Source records

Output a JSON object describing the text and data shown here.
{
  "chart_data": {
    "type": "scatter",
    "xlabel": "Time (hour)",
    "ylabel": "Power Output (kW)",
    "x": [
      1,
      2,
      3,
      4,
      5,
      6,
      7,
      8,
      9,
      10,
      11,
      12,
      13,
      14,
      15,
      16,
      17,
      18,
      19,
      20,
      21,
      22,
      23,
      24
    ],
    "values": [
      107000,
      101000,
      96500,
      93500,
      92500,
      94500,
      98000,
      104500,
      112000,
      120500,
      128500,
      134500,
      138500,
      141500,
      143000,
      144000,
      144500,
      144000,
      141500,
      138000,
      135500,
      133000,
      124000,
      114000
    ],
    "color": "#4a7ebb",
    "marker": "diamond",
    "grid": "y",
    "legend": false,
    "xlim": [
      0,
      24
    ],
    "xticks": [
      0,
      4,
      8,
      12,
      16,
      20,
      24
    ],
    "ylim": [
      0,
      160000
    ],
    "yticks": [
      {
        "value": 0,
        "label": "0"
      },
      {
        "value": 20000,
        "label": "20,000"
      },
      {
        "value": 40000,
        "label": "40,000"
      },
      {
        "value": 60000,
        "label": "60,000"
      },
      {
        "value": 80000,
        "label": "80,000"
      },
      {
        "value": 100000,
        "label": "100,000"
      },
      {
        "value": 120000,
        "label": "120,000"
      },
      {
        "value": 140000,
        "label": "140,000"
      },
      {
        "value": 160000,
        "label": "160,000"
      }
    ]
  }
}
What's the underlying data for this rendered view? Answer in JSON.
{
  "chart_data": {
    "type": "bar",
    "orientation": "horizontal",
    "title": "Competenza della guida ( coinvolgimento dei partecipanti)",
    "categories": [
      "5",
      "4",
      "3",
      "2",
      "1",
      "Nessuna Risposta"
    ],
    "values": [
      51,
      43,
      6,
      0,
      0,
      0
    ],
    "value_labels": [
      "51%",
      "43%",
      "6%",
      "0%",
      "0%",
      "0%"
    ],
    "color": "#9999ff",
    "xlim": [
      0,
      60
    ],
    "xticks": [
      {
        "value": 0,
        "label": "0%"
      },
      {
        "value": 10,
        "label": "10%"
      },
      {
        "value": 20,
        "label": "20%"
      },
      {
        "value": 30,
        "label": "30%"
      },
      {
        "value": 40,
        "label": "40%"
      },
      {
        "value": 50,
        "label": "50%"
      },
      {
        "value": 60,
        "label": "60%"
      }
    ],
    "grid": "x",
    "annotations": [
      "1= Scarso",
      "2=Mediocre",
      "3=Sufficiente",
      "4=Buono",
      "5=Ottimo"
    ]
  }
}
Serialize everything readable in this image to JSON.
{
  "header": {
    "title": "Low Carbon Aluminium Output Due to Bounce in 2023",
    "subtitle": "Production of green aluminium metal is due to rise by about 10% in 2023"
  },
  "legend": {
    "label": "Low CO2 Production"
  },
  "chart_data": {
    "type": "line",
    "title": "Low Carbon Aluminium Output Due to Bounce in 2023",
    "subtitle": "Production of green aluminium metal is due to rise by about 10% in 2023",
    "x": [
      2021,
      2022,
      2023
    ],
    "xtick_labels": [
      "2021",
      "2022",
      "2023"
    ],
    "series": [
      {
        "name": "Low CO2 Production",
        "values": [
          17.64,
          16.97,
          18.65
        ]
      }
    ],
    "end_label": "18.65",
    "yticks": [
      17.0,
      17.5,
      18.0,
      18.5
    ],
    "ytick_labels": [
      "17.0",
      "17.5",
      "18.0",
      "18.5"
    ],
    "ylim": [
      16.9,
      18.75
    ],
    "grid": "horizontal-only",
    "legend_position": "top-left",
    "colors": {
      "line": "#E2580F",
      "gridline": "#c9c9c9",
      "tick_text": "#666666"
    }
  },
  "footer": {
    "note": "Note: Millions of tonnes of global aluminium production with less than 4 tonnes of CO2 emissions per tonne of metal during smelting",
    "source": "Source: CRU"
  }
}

To do =>
Produce an exact copy of the lines from the one containing "Serialize everything readable" through the last line, and of nothing else.

Written answer =>
Serialize everything readable in this image to JSON.
{
  "header": {
    "title": "Low Carbon Aluminium Output Due to Bounce in 2023",
    "subtitle": "Production of green aluminium metal is due to rise by about 10% in 2023"
  },
  "legend": {
    "label": "Low CO2 Production"
  },
  "chart_data": {
    "type": "line",
    "title": "Low Carbon Aluminium Output Due to Bounce in 2023",
    "subtitle": "Production of green aluminium metal is due to rise by about 10% in 2023",
    "x": [
      2021,
      2022,
      2023
    ],
    "xtick_labels": [
      "2021",
      "2022",
      "2023"
    ],
    "series": [
      {
        "name": "Low CO2 Production",
        "values": [
          17.64,
          16.97,
          18.65
        ]
      }
    ],
    "end_label": "18.65",
    "yticks": [
      17.0,
      17.5,
      18.0,
      18.5
    ],
    "ytick_labels": [
      "17.0",
      "17.5",
      "18.0",
      "18.5"
    ],
    "ylim": [
      16.9,
      18.75
    ],
    "grid": "horizontal-only",
    "legend_position": "top-left",
    "colors": {
      "line": "#E2580F",
      "gridline": "#c9c9c9",
      "tick_text": "#666666"
    }
  },
  "footer": {
    "note": "Note: Millions of tonnes of global aluminium production with less than 4 tonnes of CO2 emissions per tonne of metal during smelting",
    "source": "Source: CRU"
  }
}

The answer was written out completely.